**GOAL:** Identify the lines holding "муниципальными" and copy them.

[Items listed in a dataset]
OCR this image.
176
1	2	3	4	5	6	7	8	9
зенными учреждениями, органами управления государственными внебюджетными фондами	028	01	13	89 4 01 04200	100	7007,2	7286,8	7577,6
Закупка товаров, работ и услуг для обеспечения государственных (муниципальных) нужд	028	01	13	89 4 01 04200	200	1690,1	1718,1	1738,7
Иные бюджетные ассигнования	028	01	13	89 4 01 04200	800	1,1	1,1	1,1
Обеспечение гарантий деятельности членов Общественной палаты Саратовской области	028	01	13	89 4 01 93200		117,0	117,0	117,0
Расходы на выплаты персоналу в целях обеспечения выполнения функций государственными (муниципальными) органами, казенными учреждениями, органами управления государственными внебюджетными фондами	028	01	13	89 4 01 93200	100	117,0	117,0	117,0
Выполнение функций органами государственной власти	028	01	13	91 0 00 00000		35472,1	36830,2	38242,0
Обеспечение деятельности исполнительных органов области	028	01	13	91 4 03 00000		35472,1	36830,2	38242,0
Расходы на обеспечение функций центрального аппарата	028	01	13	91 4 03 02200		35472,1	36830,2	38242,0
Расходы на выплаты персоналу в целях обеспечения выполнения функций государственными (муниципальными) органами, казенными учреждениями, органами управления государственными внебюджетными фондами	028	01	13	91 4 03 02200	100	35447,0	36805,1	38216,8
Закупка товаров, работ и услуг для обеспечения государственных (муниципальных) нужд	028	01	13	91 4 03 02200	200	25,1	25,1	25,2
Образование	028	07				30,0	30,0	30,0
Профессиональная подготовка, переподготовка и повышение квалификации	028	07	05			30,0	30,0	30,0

**TASK RESPONSE:**
Расходы на выплаты персоналу в целях обеспечения выполнения функций государственными (муниципальными) органами, казенными учреждениями, органами управления государственными внебюджетными фондами	028	01	13	89 4 01 93200	100	117,0	117,0	117,0
Расходы на выплаты персоналу в целях обеспечения выполнения функций государственными (муниципальными) органами, казенными учреждениями, органами управления государственными внебюджетными фондами	028	01	13	91 4 03 02200	100	35447,0	36805,1	38216,8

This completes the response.